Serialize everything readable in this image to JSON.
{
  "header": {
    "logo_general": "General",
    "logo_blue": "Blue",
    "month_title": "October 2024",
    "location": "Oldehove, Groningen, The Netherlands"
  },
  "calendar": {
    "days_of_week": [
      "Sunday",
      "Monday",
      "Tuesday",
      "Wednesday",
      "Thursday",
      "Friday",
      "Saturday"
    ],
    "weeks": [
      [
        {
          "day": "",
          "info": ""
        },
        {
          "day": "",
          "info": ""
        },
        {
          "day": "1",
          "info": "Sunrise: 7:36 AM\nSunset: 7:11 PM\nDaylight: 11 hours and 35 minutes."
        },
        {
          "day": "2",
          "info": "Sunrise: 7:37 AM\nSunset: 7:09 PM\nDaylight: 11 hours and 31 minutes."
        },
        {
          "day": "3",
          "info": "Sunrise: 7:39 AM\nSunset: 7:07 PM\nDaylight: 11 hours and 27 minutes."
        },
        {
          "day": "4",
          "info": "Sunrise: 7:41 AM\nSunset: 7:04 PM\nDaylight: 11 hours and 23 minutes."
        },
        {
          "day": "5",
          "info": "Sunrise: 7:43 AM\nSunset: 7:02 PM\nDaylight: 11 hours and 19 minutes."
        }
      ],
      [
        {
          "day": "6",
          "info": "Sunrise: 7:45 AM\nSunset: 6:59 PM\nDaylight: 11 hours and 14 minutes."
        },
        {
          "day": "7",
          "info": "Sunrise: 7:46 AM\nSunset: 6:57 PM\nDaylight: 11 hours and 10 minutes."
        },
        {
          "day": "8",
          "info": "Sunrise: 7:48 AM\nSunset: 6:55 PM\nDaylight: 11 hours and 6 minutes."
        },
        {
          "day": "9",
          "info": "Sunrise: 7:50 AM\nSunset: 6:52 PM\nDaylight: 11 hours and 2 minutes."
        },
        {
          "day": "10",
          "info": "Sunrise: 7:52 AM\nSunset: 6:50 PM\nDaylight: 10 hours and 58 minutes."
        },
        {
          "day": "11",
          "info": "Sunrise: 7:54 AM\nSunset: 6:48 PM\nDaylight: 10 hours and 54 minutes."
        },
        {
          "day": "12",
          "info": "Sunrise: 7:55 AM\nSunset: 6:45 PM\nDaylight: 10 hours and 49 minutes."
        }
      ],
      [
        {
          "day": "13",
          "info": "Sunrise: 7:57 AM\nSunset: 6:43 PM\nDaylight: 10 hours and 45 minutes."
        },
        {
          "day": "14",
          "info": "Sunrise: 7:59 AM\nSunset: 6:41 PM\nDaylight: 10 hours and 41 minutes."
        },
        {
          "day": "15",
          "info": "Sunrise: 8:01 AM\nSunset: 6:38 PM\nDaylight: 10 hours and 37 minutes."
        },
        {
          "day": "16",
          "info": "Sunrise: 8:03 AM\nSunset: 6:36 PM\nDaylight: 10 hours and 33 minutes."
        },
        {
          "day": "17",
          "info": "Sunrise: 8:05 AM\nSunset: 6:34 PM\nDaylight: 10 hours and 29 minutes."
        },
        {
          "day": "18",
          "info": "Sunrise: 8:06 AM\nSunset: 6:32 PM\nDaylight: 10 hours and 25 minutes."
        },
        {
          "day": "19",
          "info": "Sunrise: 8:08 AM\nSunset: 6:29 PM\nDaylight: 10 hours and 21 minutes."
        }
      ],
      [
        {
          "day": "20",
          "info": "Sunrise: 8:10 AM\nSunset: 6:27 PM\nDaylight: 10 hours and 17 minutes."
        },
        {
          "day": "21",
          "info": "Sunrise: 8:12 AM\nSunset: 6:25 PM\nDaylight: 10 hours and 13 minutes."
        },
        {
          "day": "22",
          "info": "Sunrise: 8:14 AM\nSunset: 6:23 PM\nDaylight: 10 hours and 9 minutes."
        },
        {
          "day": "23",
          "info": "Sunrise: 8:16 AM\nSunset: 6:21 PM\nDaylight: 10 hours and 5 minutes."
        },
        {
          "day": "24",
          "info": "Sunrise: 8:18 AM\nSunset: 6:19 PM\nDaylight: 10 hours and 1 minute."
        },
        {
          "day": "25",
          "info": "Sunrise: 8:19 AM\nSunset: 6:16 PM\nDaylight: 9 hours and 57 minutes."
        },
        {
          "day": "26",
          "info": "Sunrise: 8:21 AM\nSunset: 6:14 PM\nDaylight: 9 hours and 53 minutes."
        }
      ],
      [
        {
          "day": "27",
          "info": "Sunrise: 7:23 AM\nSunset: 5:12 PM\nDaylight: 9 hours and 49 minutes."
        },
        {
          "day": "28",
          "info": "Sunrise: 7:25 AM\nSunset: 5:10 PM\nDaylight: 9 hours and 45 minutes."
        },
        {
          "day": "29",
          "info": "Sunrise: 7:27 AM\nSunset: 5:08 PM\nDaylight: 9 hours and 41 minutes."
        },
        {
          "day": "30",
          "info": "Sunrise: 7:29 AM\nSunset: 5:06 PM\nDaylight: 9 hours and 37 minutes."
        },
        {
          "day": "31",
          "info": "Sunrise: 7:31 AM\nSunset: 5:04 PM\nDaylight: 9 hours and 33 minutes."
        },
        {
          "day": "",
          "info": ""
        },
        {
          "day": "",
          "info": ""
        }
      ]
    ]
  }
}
------------------------------
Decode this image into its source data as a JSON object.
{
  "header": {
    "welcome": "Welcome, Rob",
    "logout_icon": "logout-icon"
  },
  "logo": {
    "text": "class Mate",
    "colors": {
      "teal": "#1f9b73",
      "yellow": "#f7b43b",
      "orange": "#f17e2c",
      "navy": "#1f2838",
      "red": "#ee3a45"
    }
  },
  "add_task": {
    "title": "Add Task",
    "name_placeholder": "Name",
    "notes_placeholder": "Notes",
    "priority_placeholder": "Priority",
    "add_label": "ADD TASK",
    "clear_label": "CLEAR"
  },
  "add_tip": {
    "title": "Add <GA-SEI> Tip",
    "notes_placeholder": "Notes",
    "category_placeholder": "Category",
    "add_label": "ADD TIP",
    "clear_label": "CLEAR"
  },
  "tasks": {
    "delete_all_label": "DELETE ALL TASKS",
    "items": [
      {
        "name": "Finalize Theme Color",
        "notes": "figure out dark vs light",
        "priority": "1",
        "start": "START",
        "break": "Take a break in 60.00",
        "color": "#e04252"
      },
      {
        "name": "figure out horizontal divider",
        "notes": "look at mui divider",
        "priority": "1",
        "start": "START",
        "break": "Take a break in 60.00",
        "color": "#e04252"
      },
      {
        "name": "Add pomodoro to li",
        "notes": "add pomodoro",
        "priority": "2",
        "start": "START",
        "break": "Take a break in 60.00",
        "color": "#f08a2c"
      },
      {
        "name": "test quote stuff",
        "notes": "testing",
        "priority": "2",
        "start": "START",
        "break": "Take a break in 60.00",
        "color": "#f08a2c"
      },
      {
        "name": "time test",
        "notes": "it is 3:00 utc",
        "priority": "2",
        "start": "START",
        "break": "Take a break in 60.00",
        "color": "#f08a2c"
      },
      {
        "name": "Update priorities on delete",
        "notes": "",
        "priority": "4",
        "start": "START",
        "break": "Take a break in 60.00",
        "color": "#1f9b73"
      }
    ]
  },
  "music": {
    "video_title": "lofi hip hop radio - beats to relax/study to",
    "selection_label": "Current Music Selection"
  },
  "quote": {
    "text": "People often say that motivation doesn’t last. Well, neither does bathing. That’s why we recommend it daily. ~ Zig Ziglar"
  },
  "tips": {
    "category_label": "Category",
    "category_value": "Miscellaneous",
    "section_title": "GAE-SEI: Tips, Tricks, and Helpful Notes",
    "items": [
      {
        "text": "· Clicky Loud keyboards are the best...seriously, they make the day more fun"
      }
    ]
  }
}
------------------------------
- [Problem description] Exactly how many lines contain "pomodoro"? State the number and nothing else.

- [Response to this exercise] 2